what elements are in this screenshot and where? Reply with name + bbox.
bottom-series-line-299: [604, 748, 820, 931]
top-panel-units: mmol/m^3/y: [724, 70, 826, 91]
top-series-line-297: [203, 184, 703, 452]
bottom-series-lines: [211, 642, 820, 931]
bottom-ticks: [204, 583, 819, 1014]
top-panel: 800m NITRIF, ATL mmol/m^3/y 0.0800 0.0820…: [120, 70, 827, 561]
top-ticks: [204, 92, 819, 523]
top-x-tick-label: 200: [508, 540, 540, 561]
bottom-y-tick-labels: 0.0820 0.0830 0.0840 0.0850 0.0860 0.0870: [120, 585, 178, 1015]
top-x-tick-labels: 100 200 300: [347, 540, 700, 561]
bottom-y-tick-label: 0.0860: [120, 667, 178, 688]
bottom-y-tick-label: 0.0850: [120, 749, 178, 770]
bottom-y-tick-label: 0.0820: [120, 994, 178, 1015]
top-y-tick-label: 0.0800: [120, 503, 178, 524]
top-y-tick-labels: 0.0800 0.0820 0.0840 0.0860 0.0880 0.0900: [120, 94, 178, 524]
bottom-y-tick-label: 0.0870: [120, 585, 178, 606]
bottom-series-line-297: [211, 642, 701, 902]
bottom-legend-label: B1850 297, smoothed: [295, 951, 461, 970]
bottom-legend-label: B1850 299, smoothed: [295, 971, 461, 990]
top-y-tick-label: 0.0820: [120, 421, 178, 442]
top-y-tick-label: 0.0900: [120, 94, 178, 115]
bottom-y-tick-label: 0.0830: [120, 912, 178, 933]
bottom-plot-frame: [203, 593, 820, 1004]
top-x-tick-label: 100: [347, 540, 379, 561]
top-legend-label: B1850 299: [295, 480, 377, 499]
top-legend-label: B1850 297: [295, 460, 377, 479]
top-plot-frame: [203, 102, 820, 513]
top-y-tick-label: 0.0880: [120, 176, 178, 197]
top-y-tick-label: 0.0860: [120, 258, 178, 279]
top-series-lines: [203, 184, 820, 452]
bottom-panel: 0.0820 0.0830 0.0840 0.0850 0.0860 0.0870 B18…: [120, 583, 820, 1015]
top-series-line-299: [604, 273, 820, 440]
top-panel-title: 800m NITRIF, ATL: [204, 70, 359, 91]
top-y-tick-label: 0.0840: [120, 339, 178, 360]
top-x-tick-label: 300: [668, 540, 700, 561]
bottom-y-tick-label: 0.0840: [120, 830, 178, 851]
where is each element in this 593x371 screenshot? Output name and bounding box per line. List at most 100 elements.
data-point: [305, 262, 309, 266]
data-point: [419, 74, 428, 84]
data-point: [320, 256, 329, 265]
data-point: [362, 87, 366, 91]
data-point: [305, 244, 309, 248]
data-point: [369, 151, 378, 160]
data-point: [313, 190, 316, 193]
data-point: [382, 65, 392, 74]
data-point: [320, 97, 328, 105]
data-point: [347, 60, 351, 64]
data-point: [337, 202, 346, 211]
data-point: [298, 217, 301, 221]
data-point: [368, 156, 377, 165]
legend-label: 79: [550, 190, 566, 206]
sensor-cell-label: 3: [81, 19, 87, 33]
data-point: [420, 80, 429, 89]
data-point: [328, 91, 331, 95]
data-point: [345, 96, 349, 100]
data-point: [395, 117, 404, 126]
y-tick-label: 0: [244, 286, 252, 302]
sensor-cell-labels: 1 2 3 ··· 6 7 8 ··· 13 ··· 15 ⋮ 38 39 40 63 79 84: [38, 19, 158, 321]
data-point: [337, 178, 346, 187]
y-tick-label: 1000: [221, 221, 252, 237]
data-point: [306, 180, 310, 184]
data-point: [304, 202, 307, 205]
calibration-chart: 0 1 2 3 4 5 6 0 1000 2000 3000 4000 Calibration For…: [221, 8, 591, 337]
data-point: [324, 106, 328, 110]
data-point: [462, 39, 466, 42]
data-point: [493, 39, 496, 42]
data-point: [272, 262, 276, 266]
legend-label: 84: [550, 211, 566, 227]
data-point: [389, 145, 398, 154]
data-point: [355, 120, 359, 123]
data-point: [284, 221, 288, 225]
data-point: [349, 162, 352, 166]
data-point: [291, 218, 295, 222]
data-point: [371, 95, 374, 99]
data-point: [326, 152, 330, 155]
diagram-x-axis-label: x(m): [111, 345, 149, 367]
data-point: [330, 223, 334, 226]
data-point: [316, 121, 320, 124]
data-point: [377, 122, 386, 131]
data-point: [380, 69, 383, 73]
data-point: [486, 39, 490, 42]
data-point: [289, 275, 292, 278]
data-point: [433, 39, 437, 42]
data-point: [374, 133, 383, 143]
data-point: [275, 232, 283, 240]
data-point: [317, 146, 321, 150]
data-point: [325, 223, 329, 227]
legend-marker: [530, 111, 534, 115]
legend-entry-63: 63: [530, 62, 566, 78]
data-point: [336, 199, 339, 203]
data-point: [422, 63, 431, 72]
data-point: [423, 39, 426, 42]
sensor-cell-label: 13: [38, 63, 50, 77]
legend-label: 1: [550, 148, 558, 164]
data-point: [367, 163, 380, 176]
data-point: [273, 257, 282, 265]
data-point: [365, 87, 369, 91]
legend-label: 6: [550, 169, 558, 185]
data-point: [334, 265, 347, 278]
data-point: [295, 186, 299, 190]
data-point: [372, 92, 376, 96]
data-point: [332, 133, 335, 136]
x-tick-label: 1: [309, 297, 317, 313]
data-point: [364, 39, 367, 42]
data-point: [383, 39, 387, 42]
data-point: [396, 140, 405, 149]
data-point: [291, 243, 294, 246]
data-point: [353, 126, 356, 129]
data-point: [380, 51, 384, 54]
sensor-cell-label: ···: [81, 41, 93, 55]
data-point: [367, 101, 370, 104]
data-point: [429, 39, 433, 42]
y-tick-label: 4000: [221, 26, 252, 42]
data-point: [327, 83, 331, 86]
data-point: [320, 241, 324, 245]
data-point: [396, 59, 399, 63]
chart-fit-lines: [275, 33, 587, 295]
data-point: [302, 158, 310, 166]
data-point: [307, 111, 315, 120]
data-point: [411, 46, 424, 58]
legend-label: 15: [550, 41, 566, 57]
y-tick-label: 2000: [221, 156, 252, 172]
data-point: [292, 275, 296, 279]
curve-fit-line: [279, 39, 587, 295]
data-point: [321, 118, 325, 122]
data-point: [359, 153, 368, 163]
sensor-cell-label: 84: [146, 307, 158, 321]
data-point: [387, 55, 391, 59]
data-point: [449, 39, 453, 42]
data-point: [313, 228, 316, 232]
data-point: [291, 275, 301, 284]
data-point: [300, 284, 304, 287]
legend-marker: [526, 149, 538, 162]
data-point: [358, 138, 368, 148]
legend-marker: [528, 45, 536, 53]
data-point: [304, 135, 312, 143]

···

* **Task to complete**:
Print all of the material above again, line for line, with no changes.

* **Exercise output**:
what elements are in this screenshot and where? Reply with name + bbox.
bottom-series-line-299: [604, 748, 820, 931]
top-panel-units: mmol/m^3/y: [724, 70, 826, 91]
top-series-line-297: [203, 184, 703, 452]
bottom-series-lines: [211, 642, 820, 931]
bottom-ticks: [204, 583, 819, 1014]
top-panel: 800m NITRIF, ATL mmol/m^3/y 0.0800 0.0820…: [120, 70, 827, 561]
top-ticks: [204, 92, 819, 523]
top-x-tick-label: 200: [508, 540, 540, 561]
bottom-y-tick-labels: 0.0820 0.0830 0.0840 0.0850 0.0860 0.0870: [120, 585, 178, 1015]
top-x-tick-labels: 100 200 300: [347, 540, 700, 561]
bottom-y-tick-label: 0.0860: [120, 667, 178, 688]
bottom-y-tick-label: 0.0850: [120, 749, 178, 770]
bottom-y-tick-label: 0.0820: [120, 994, 178, 1015]
top-y-tick-label: 0.0800: [120, 503, 178, 524]
top-y-tick-labels: 0.0800 0.0820 0.0840 0.0860 0.0880 0.0900: [120, 94, 178, 524]
bottom-y-tick-label: 0.0870: [120, 585, 178, 606]
bottom-series-line-297: [211, 642, 701, 902]
bottom-legend-label: B1850 297, smoothed: [295, 951, 461, 970]
bottom-legend-label: B1850 299, smoothed: [295, 971, 461, 990]
top-y-tick-label: 0.0820: [120, 421, 178, 442]
top-y-tick-label: 0.0900: [120, 94, 178, 115]
bottom-y-tick-label: 0.0830: [120, 912, 178, 933]
bottom-plot-frame: [203, 593, 820, 1004]
top-x-tick-label: 100: [347, 540, 379, 561]
top-legend-label: B1850 299: [295, 480, 377, 499]
top-legend-label: B1850 297: [295, 460, 377, 479]
top-plot-frame: [203, 102, 820, 513]
top-y-tick-label: 0.0880: [120, 176, 178, 197]
top-y-tick-label: 0.0860: [120, 258, 178, 279]
top-series-lines: [203, 184, 820, 452]
bottom-panel: 0.0820 0.0830 0.0840 0.0850 0.0860 0.0870 B18…: [120, 583, 820, 1015]
top-series-line-299: [604, 273, 820, 440]
top-panel-title: 800m NITRIF, ATL: [204, 70, 359, 91]
top-y-tick-label: 0.0840: [120, 339, 178, 360]
top-x-tick-label: 300: [668, 540, 700, 561]
bottom-y-tick-label: 0.0840: [120, 830, 178, 851]
where is each element in this 593x371 screenshot? Output name and bounding box per line. List at most 100 elements.
data-point: [305, 262, 309, 266]
data-point: [419, 74, 428, 84]
data-point: [320, 256, 329, 265]
data-point: [362, 87, 366, 91]
data-point: [305, 244, 309, 248]
data-point: [369, 151, 378, 160]
data-point: [313, 190, 316, 193]
data-point: [382, 65, 392, 74]
data-point: [320, 97, 328, 105]
data-point: [347, 60, 351, 64]
data-point: [337, 202, 346, 211]
data-point: [298, 217, 301, 221]
data-point: [368, 156, 377, 165]
legend-label: 79: [550, 190, 566, 206]
sensor-cell-label: 3: [81, 19, 87, 33]
data-point: [420, 80, 429, 89]
data-point: [328, 91, 331, 95]
data-point: [345, 96, 349, 100]
data-point: [395, 117, 404, 126]
y-tick-label: 0: [244, 286, 252, 302]
sensor-cell-labels: 1 2 3 ··· 6 7 8 ··· 13 ··· 15 ⋮ 38 39 40 63 79 84: [38, 19, 158, 321]
data-point: [337, 178, 346, 187]
y-tick-label: 1000: [221, 221, 252, 237]
data-point: [306, 180, 310, 184]
data-point: [304, 202, 307, 205]
calibration-chart: 0 1 2 3 4 5 6 0 1000 2000 3000 4000 Calibration For…: [221, 8, 591, 337]
data-point: [324, 106, 328, 110]
data-point: [462, 39, 466, 42]
data-point: [493, 39, 496, 42]
data-point: [272, 262, 276, 266]
legend-label: 84: [550, 211, 566, 227]
data-point: [389, 145, 398, 154]
data-point: [355, 120, 359, 123]
data-point: [284, 221, 288, 225]
data-point: [349, 162, 352, 166]
data-point: [291, 218, 295, 222]
data-point: [371, 95, 374, 99]
data-point: [326, 152, 330, 155]
diagram-x-axis-label: x(m): [111, 345, 149, 367]
data-point: [330, 223, 334, 226]
data-point: [316, 121, 320, 124]
data-point: [377, 122, 386, 131]
data-point: [380, 69, 383, 73]
data-point: [486, 39, 490, 42]
data-point: [289, 275, 292, 278]
data-point: [433, 39, 437, 42]
data-point: [374, 133, 383, 143]
data-point: [275, 232, 283, 240]
data-point: [317, 146, 321, 150]
data-point: [325, 223, 329, 227]
legend-marker: [530, 111, 534, 115]
legend-entry-63: 63: [530, 62, 566, 78]
data-point: [336, 199, 339, 203]
data-point: [422, 63, 431, 72]
data-point: [423, 39, 426, 42]
sensor-cell-label: 13: [38, 63, 50, 77]
legend-label: 1: [550, 148, 558, 164]
data-point: [367, 163, 380, 176]
data-point: [273, 257, 282, 265]
data-point: [365, 87, 369, 91]
legend-label: 6: [550, 169, 558, 185]
data-point: [334, 265, 347, 278]
data-point: [295, 186, 299, 190]
data-point: [372, 92, 376, 96]
data-point: [332, 133, 335, 136]
x-tick-label: 1: [309, 297, 317, 313]
data-point: [364, 39, 367, 42]
data-point: [383, 39, 387, 42]
data-point: [396, 140, 405, 149]
data-point: [291, 243, 294, 246]
data-point: [353, 126, 356, 129]
data-point: [380, 51, 384, 54]
sensor-cell-label: ···: [81, 41, 93, 55]
data-point: [367, 101, 370, 104]
data-point: [429, 39, 433, 42]
y-tick-label: 4000: [221, 26, 252, 42]
data-point: [327, 83, 331, 86]
data-point: [320, 241, 324, 245]
data-point: [396, 59, 399, 63]
chart-fit-lines: [275, 33, 587, 295]
data-point: [302, 158, 310, 166]
data-point: [307, 111, 315, 120]
data-point: [411, 46, 424, 58]
legend-label: 15: [550, 41, 566, 57]
y-tick-label: 2000: [221, 156, 252, 172]
data-point: [292, 275, 296, 279]
curve-fit-line: [279, 39, 587, 295]
data-point: [321, 118, 325, 122]
data-point: [359, 153, 368, 163]
sensor-cell-label: 84: [146, 307, 158, 321]
data-point: [387, 55, 391, 59]
data-point: [449, 39, 453, 42]
data-point: [313, 228, 316, 232]
data-point: [291, 275, 301, 284]
data-point: [300, 284, 304, 287]
legend-marker: [526, 149, 538, 162]
data-point: [358, 138, 368, 148]
legend-marker: [528, 45, 536, 53]
data-point: [304, 135, 312, 143]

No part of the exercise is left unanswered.